* **What is expected**
Please translate this sentence from the conservatorship overview below into Spanish: "The conservator of the estate is responsible for handling the conservatee’s funds, paying bills, and managing property."

* **Document passage**

=== Begin Enclosure ===

Where only income is from SSI or veteran’s administration program family member or friend can become “rep payee” and there may be no need for a conservatorship. Generally, the larger the estate the more likely that is makes economic and legal sense for a conservatorship to be put in place.
Unless the proposed conservatee has made a written instruction, the court will award the conservatorship in the following order of preference:
a) nominee of conservatee (if she has the capacity to form an intelligent preference);
b) spouse or domestic partner;
c) nominee of spouse or domestic partner;
d) adult child;
e) nominee of adult child;
f) parent of conservatee;
g) nominee of parent;
h) brother or sister;
i) any qualified person or corporation.
Sometimes it is better to have one person serve as conservator of the person and a second person serve as conservator of the estate. For example, one may be the primary caregiver but the other is more responsible about finances.
The conservator of the person has responsibility to see the conservatee is properly cared for; food, housing, medical care, personal care such as haircuts, etc. The conservator of the person decides where conservatee will live, subject to the requirement that the conservatee live in the least restrictive environment possible.
The conservator of the estate is responsible for handling the conservatee’s funds, paying bills, and managing property. The conservator of the estate may also be called upon to retain professional advisers such as accountants and attorneys. Conservator of the estate must file an accounting with the court one year after being appointed and every other year thereafter.
When the petition to appoint the Conservator is filed in Los Angeles County the court will appoint an attorney from the Probate Volunteer Panel to represent the proposed Conservatee and also to serve as the court’s eyes and ears to make sure the conservatorship is in the proposed conservateee’s best interest. If the PVP attorney believes the conservatorship is in the best interest of the proposed conservatee but the proposed conservatee disagrees, the proposed conservatee is entitled to a trial on the issue of his or her capacity. In come cases the court may appoint a second attorney to represent the proposed conservatee in the trial. When the PVP is appointed the PVP is entitled to all medical records. The court’s order will make that clear.
Sometimes when a conservatorship has been instituted there may be a desire to do what iscalled “Medi-Cal planning”. Medi-Cal planning is the process of transferring assets and/or income to a spouse or other persons. One way to do Medi-Cal planning for a conservatee the conservator will have to file a petition seeking authority to make gifts or transfer assets. The ability to make gifts and transfer assets may become severely limited by the new federal Deficit Reduction Act.
Where there is no family member able to serve as conservator and the public guardian is not a desired choice the petitioner may ask that a “private fiduciary” be appointed as conservator. Where there is a conservatorship of the estate the conservator, whether a private fiduciary or not, the conservator must account to the court for assets held, expenses made and income received. These reports are given a thorough review by the court’s staff, called “probate attorneys”.
This broad overview of conservatorships does not address all of the issues that can arise in a conservatorship. In most cases, the conservator will need an attorney to represent them. In some cases, a volunteer clinic can fill out the paperwork for the petitioner. In almost all cases, a conservatorship will not be necessary where the person has executed power of attorney documents.

=== End Enclosure ===

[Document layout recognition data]
=== Begin Enclosure ===

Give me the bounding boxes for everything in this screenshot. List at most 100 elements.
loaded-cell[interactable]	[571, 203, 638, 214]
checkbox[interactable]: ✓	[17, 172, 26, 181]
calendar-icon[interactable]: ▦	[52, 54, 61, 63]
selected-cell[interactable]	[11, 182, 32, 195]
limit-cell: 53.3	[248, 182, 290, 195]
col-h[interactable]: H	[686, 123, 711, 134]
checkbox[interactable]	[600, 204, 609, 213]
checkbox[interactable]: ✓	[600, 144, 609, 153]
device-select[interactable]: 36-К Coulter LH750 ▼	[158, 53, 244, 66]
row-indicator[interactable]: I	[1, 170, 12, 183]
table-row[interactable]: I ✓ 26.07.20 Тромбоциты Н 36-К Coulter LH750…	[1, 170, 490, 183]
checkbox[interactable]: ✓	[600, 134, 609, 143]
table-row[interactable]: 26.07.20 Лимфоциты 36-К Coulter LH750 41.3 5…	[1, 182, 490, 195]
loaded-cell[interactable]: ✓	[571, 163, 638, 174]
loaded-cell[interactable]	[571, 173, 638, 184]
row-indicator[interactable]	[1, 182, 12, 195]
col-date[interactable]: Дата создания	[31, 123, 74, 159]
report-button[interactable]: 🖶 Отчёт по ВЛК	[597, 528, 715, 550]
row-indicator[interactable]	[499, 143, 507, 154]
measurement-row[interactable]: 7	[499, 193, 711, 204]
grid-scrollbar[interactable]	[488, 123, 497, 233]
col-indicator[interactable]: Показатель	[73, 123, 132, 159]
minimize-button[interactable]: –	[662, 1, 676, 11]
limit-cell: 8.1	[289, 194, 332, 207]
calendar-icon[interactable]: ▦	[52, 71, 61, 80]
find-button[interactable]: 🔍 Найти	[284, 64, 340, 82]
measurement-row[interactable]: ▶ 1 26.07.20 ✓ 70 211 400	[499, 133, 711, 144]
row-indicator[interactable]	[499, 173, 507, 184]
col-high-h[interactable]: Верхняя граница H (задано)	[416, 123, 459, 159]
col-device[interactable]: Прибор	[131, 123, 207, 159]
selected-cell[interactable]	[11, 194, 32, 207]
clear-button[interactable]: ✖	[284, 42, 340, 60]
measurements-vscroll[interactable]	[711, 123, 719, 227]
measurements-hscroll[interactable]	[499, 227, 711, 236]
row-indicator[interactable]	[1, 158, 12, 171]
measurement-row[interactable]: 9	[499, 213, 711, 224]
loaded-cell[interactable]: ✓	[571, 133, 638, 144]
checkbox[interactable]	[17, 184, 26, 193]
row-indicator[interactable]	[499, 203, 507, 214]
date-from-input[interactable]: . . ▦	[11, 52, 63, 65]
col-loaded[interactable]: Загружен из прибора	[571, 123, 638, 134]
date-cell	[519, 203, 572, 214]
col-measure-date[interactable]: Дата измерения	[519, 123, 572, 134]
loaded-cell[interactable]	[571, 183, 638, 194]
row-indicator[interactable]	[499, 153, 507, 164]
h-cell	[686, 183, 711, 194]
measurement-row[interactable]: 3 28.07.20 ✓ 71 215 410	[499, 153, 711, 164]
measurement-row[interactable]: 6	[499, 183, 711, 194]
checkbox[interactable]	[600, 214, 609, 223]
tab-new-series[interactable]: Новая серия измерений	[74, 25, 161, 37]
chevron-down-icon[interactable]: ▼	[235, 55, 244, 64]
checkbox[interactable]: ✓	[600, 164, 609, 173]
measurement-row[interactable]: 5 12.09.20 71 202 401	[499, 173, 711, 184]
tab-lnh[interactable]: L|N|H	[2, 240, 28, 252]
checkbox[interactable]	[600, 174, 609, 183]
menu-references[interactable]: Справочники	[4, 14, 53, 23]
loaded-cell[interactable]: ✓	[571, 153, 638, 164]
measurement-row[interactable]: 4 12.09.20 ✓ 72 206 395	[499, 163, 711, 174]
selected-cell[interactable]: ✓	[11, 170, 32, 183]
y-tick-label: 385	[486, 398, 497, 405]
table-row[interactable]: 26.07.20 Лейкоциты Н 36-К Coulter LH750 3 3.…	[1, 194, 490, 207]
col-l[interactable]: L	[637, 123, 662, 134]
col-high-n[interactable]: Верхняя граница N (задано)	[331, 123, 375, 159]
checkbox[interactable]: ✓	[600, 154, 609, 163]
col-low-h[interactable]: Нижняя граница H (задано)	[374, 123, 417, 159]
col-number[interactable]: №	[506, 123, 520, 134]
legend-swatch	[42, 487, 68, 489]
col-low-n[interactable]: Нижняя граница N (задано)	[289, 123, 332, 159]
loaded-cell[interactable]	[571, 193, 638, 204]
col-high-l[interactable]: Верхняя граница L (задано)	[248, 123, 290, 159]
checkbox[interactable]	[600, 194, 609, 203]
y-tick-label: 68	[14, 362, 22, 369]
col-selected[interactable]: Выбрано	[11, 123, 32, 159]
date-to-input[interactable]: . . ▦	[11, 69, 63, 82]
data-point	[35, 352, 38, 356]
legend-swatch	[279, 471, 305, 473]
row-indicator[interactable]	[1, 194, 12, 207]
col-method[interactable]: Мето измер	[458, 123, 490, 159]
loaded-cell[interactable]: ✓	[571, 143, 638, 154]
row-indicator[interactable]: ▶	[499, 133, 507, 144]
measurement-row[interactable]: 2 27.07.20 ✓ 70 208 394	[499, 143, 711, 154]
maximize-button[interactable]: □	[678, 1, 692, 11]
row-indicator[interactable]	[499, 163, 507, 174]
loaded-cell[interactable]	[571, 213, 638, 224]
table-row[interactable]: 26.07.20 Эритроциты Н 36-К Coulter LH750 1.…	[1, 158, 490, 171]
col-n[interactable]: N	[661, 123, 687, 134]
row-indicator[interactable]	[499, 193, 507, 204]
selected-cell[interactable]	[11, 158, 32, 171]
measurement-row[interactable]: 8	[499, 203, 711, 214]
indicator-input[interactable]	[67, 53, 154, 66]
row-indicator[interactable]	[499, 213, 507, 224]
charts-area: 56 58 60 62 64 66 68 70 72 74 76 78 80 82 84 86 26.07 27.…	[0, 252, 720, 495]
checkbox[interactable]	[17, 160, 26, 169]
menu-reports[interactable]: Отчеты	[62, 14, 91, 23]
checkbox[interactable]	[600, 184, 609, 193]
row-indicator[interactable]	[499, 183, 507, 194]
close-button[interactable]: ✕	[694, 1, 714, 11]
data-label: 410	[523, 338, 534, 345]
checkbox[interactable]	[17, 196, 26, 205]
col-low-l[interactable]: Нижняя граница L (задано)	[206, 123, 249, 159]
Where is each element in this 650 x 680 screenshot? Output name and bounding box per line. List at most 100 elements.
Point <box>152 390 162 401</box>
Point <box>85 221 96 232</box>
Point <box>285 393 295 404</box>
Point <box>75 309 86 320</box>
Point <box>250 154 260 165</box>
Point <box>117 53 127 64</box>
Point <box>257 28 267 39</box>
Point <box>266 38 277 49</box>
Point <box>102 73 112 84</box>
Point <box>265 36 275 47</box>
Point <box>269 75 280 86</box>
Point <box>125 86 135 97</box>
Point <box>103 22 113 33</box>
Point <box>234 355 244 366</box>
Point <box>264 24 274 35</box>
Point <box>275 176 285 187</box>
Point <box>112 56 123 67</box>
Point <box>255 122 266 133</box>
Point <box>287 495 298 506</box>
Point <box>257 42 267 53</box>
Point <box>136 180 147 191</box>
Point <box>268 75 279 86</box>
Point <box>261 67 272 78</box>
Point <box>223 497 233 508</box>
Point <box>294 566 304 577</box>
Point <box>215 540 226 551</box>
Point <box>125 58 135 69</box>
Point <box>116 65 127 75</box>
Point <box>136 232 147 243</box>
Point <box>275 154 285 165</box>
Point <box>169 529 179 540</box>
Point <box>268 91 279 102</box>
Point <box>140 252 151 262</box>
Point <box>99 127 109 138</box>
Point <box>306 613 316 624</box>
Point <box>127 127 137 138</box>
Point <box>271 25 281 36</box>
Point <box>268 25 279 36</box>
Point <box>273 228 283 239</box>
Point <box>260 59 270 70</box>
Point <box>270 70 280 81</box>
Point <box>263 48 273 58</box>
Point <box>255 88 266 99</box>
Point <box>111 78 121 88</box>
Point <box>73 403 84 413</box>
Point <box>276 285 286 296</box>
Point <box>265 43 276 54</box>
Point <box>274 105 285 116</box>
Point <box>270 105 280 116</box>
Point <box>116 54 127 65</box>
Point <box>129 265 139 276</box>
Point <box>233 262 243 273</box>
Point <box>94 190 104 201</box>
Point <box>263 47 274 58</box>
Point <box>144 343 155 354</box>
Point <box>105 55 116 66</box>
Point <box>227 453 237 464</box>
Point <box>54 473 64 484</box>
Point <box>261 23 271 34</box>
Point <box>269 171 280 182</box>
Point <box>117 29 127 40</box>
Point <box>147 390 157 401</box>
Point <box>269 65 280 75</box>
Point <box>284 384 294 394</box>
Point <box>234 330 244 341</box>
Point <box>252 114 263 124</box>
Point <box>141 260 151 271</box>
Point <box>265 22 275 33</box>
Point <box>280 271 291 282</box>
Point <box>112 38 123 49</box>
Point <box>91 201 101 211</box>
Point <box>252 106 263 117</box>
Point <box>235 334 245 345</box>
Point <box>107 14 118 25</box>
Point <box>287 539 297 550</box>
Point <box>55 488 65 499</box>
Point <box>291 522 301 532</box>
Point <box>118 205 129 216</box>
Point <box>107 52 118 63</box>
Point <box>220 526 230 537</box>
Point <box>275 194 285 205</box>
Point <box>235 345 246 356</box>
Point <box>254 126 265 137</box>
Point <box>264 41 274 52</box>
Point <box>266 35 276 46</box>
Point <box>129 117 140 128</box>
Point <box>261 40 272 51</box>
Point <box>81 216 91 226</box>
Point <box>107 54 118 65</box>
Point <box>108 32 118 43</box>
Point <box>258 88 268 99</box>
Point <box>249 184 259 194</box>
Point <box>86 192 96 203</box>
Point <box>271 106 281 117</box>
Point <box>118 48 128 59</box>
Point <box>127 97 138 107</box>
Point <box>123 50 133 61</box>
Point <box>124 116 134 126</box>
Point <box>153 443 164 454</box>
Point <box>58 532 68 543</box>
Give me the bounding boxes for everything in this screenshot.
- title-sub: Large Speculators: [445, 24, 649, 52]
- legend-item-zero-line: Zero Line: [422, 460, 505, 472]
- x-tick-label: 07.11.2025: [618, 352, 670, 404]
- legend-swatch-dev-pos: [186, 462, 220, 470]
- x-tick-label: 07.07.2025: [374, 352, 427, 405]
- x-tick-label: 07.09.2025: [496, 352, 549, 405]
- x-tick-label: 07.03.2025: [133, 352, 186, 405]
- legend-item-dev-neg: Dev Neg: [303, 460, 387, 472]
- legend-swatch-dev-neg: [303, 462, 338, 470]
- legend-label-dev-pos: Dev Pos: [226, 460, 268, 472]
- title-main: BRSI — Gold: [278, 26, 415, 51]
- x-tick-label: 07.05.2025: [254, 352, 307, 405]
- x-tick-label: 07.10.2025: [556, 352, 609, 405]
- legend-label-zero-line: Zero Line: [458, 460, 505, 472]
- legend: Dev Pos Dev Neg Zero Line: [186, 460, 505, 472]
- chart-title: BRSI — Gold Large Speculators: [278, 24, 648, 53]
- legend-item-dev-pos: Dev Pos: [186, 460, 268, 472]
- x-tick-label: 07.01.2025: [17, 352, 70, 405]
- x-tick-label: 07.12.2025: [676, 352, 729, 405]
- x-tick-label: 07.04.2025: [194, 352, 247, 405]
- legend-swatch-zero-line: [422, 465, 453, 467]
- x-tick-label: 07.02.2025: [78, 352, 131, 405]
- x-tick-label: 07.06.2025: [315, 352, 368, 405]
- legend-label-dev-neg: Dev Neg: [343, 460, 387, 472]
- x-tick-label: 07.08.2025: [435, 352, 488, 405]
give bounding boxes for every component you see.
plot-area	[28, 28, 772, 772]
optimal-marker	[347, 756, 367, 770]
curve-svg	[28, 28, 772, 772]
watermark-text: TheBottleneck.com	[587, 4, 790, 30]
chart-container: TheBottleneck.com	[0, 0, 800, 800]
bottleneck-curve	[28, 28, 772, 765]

=== End Enclosure ===

* **Solved problem**
El curador del patrimonio es responsable de manejar los fondos de la persona sujeta a curatela, pagar las cuentas y administrar los bienes.